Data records
>> BEGIN

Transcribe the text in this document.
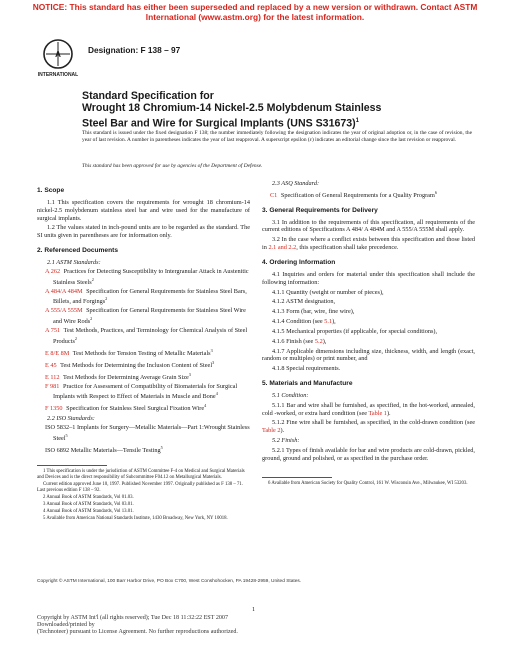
NOTICE: This standard has either been superseded and replaced by a new version or withdrawn. Contact ASTM
International (www.astm.org) for the latest information.
A
INTERNATIONAL
Designation: F 138 – 97
Standard Specification for
Wrought 18 Chromium-14 Nickel-2.5 Molybdenum Stainless
Steel Bar and Wire for Surgical Implants (UNS S31673)$^1$
This standard is issued under the fixed designation F 138; the number immediately following the designation indicates the year of original adoption or, in the case of revision, the year of last revision. A number in parentheses indicates the year of last reapproval. A superscript epsilon (ε) indicates an editorial change since the last revision or reapproval.
This standard has been approved for use by agencies of the Department of Defense.
1. Scope
1.1 This specification covers the requirements for wrought 18 chromium-14 nickel-2.5 molybdenum stainless steel bar and wire used for the manufacture of surgical implants.
1.2 The values stated in inch-pound units are to be regarded as the standard. The SI units given in parentheses are for information only.
2. Referenced Documents
2.1 ASTM Standards:
A 262 Practices for Detecting Susceptibility to Intergranular Attack in Austenitic Stainless Steels$^2$
A 484/A 484M Specification for General Requirements for Stainless Steel Bars, Billets, and Forgings$^2$
A 555/A 555M Specification for General Requirements for Stainless Steel Wire and Wire Rods$^2$
A 751 Test Methods, Practices, and Terminology for Chemical Analysis of Steel Products$^2$
E 8/E 8M Test Methods for Tension Testing of Metallic Materials$^3$
E 45 Test Methods for Determining the Inclusion Content of Steel$^3$
E 112 Test Methods for Determining Average Grain Size$^3$
F 981 Practice for Assessment of Compatibility of Biomaterials for Surgical Implants with Respect to Effect of Materials in Muscle and Bone$^4$
F 1350 Specification for Stainless Steel Surgical Fixation Wire$^4$
2.2 ISO Standards:
ISO 5832–1 Implants for Surgery—Metallic Materials—Part 1:Wrought Stainless Steel$^5$
ISO 6892 Metallic Materials—Tensile Testing$^5$
1 This specification is under the jurisdiction of ASTM Committee F-4 on Medical and Surgical Materials and Devices and is the direct responsibility of Subcommittee F04.12 on Metallurgical Materials.
Current edition approved June 10, 1997. Published November 1997. Originally published as F 138 – 71. Last previous edition F 138 – 92.
2 Annual Book of ASTM Standards, Vol 01.03.
3 Annual Book of ASTM Standards, Vol 03.01.
4 Annual Book of ASTM Standards, Vol 13.01.
5 Available from American National Standards Institute, 1430 Broadway, New York, NY 10018.
2.3 ASQ Standard:
C1 Specification of General Requirements for a Quality Program$^6$
3. General Requirements for Delivery
3.1 In addition to the requirements of this specification, all requirements of the current editions of Specifications A 484/ A 484M and A 555/A 555M shall apply.
3.2 In the case where a conflict exists between this specification and those listed in 2.1 and 2.2, this specification shall take precedence.
4. Ordering Information
4.1 Inquiries and orders for material under this specification shall include the following information:
4.1.1 Quantity (weight or number of pieces),
4.1.2 ASTM designation,
4.1.3 Form (bar, wire, fine wire),
4.1.4 Condition (see 5.1),
4.1.5 Mechanical properties (if applicable, for special conditions),
4.1.6 Finish (see 5.2),
4.1.7 Applicable dimensions including size, thickness, width, and length (exact, random or multiples) or print number, and
4.1.8 Special requirements.
5. Materials and Manufacture
5.1 Condition:
5.1.1 Bar and wire shall be furnished, as specified, in the hot-worked, annealed, cold -worked, or extra hard condition (see Table 1).
5.1.2 Fine wire shall be furnished, as specified, in the cold-drawn condition (see Table 2).
5.2 Finish:
5.2.1 Types of finish available for bar and wire products are cold-drawn, pickled, ground, ground and polished, or as specified in the purchase order.
6 Available from American Society for Quality Control, 161 W. Wisconsin Ave., Milwaukee, WI 53203.
Copyright © ASTM International, 100 Barr Harbor Drive, PO Box C700, West Conshohocken, PA 19428-2959, United States.
1
Copyright by ASTM Int'l (all rights reserved); Tue Dec 18 11:32:22 EST 2007
Downloaded/printed by
(Technoteer) pursuant to License Agreement. No further reproductions authorized.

>> END

### What the task requires
Quote every record above exactly, leaving out any pictures.

### Solution to this exercise
Transcribe the text in this document.
NOTICE: This standard has either been superseded and replaced by a new version or withdrawn. Contact ASTM
International (www.astm.org) for the latest information.
A
INTERNATIONAL
Designation: F 138 – 97
Standard Specification for
Wrought 18 Chromium-14 Nickel-2.5 Molybdenum Stainless
Steel Bar and Wire for Surgical Implants (UNS S31673)$^1$
This standard is issued under the fixed designation F 138; the number immediately following the designation indicates the year of original adoption or, in the case of revision, the year of last revision. A number in parentheses indicates the year of last reapproval. A superscript epsilon (ε) indicates an editorial change since the last revision or reapproval.
This standard has been approved for use by agencies of the Department of Defense.
1. Scope
1.1 This specification covers the requirements for wrought 18 chromium-14 nickel-2.5 molybdenum stainless steel bar and wire used for the manufacture of surgical implants.
1.2 The values stated in inch-pound units are to be regarded as the standard. The SI units given in parentheses are for information only.
2. Referenced Documents
2.1 ASTM Standards:
A 262 Practices for Detecting Susceptibility to Intergranular Attack in Austenitic Stainless Steels$^2$
A 484/A 484M Specification for General Requirements for Stainless Steel Bars, Billets, and Forgings$^2$
A 555/A 555M Specification for General Requirements for Stainless Steel Wire and Wire Rods$^2$
A 751 Test Methods, Practices, and Terminology for Chemical Analysis of Steel Products$^2$
E 8/E 8M Test Methods for Tension Testing of Metallic Materials$^3$
E 45 Test Methods for Determining the Inclusion Content of Steel$^3$
E 112 Test Methods for Determining Average Grain Size$^3$
F 981 Practice for Assessment of Compatibility of Biomaterials for Surgical Implants with Respect to Effect of Materials in Muscle and Bone$^4$
F 1350 Specification for Stainless Steel Surgical Fixation Wire$^4$
2.2 ISO Standards:
ISO 5832–1 Implants for Surgery—Metallic Materials—Part 1:Wrought Stainless Steel$^5$
ISO 6892 Metallic Materials—Tensile Testing$^5$
1 This specification is under the jurisdiction of ASTM Committee F-4 on Medical and Surgical Materials and Devices and is the direct responsibility of Subcommittee F04.12 on Metallurgical Materials.
Current edition approved June 10, 1997. Published November 1997. Originally published as F 138 – 71. Last previous edition F 138 – 92.
2 Annual Book of ASTM Standards, Vol 01.03.
3 Annual Book of ASTM Standards, Vol 03.01.
4 Annual Book of ASTM Standards, Vol 13.01.
5 Available from American National Standards Institute, 1430 Broadway, New York, NY 10018.
2.3 ASQ Standard:
C1 Specification of General Requirements for a Quality Program$^6$
3. General Requirements for Delivery
3.1 In addition to the requirements of this specification, all requirements of the current editions of Specifications A 484/ A 484M and A 555/A 555M shall apply.
3.2 In the case where a conflict exists between this specification and those listed in 2.1 and 2.2, this specification shall take precedence.
4. Ordering Information
4.1 Inquiries and orders for material under this specification shall include the following information:
4.1.1 Quantity (weight or number of pieces),
4.1.2 ASTM designation,
4.1.3 Form (bar, wire, fine wire),
4.1.4 Condition (see 5.1),
4.1.5 Mechanical properties (if applicable, for special conditions),
4.1.6 Finish (see 5.2),
4.1.7 Applicable dimensions including size, thickness, width, and length (exact, random or multiples) or print number, and
4.1.8 Special requirements.
5. Materials and Manufacture
5.1 Condition:
5.1.1 Bar and wire shall be furnished, as specified, in the hot-worked, annealed, cold -worked, or extra hard condition (see Table 1).
5.1.2 Fine wire shall be furnished, as specified, in the cold-drawn condition (see Table 2).
5.2 Finish:
5.2.1 Types of finish available for bar and wire products are cold-drawn, pickled, ground, ground and polished, or as specified in the purchase order.
6 Available from American Society for Quality Control, 161 W. Wisconsin Ave., Milwaukee, WI 53203.
Copyright © ASTM International, 100 Barr Harbor Drive, PO Box C700, West Conshohocken, PA 19428-2959, United States.
1
Copyright by ASTM Int'l (all rights reserved); Tue Dec 18 11:32:22 EST 2007
Downloaded/printed by
(Technoteer) pursuant to License Agreement. No further reproductions authorized.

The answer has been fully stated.